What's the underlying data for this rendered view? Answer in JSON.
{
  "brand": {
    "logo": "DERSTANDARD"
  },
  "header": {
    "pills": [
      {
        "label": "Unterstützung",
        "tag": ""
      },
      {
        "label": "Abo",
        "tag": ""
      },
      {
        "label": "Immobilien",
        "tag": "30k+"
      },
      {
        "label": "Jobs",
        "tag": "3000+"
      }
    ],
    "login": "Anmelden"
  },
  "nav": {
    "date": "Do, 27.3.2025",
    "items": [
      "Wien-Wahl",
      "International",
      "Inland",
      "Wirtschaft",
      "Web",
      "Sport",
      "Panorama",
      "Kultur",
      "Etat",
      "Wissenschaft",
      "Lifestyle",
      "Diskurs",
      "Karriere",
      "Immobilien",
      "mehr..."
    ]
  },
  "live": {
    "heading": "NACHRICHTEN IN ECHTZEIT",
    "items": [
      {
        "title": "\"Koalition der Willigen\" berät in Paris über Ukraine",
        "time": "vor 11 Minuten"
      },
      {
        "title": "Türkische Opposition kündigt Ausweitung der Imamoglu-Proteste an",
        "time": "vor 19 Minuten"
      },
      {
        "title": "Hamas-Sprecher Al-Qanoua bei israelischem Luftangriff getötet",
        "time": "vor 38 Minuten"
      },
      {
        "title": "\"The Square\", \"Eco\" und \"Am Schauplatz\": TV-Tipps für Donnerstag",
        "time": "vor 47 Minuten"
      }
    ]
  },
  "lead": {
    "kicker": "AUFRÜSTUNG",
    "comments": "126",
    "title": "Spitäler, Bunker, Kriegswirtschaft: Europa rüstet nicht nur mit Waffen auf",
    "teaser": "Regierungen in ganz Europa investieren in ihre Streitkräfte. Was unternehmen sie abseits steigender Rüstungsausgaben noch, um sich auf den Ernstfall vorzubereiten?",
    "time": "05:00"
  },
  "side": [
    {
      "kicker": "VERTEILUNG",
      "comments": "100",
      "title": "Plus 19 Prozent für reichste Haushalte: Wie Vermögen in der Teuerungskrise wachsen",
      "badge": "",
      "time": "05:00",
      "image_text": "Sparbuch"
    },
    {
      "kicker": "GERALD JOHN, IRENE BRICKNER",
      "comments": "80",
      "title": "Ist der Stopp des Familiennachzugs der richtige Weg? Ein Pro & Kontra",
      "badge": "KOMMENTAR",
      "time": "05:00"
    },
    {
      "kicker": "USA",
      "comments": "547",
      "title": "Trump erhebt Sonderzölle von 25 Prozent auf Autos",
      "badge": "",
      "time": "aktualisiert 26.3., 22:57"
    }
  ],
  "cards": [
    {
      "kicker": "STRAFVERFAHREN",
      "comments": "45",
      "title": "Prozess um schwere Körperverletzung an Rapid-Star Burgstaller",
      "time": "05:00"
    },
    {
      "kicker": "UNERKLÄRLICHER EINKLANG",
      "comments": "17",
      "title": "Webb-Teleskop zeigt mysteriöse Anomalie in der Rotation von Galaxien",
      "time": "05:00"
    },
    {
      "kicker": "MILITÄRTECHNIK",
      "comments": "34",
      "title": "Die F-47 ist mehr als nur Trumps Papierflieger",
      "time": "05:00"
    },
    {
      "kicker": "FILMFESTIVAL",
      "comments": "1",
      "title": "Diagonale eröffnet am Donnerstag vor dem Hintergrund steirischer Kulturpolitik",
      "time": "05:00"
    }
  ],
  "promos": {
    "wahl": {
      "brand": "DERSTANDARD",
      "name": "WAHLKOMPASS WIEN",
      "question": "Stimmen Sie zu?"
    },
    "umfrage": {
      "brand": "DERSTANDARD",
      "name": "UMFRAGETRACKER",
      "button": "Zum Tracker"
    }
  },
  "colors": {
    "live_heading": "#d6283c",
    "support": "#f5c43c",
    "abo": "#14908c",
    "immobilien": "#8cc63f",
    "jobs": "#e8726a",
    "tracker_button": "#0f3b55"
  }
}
-----
→ **Exercise instructions**
Scan the records for the string "Minuten". Copy each line in which it appears.

→ **Written answer**
        "time": "vor 11 Minuten"
        "time": "vor 19 Minuten"
        "time": "vor 38 Minuten"
        "time": "vor 47 Minuten"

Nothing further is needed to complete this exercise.